TEXT SECTION:

§

Okay, okay, okay... I'm exaggerating. This is hardly what you'd call aging. I only turned 27 this year. (Yes, I'm only 27... Shut up!)
Seriously, though... I'm getting older. One downside of aging, among many things, is the slowing down of one's metabolism, and therefore gaining weight that is just so freakin' hard to get rid of. I, for one, have been trying to deny that I am now a participant in the metabolism game... yesterday morning, however, I had a rude awakening. Let me break it down to you...
You know your ass is getting bigger, when your favorite pair of jeans (actually, the only pair that fits you nowadays) rips at the butt area when you sit down hurriedly because you are running late for work.

§

DATA SECTION:

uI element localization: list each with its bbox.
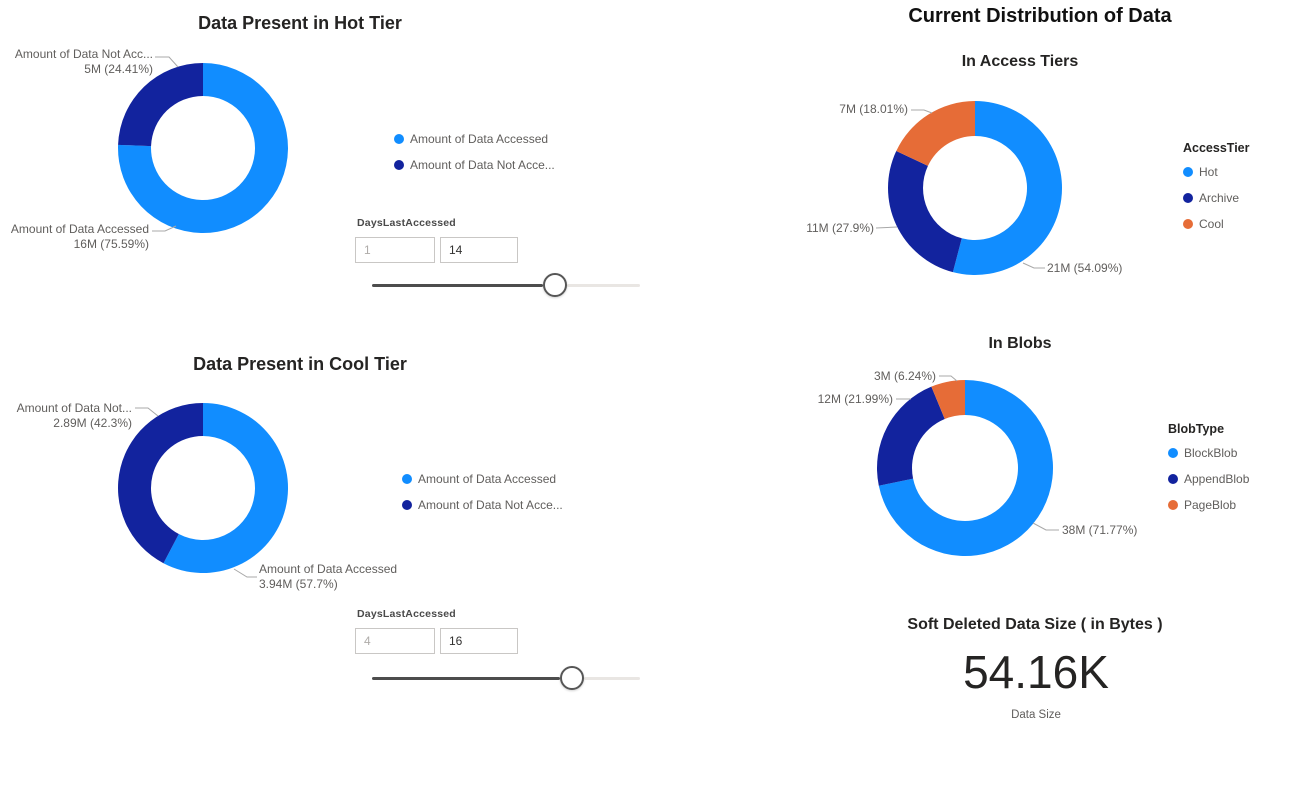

§

TASK BRIEF: Transcribe the passage of the text about getting older from "Seriously, though... I'm" up to and including "late for work.", word for word.

FINISHED EXERCISE:
Seriously, though... I'm getting older. One downside of aging, among many things, is the slowing down of one's metabolism, and therefore gaining weight that is just so freakin' hard to get rid of. I, for one, have been trying to deny that I am now a participant in the metabolism game... yesterday morning, however, I had a rude awakening. Let me break it down to you...
You know your ass is getting bigger, when your favorite pair of jeans (actually, the only pair that fits you nowadays) rips at the butt area when you sit down hurriedly because you are running late for work.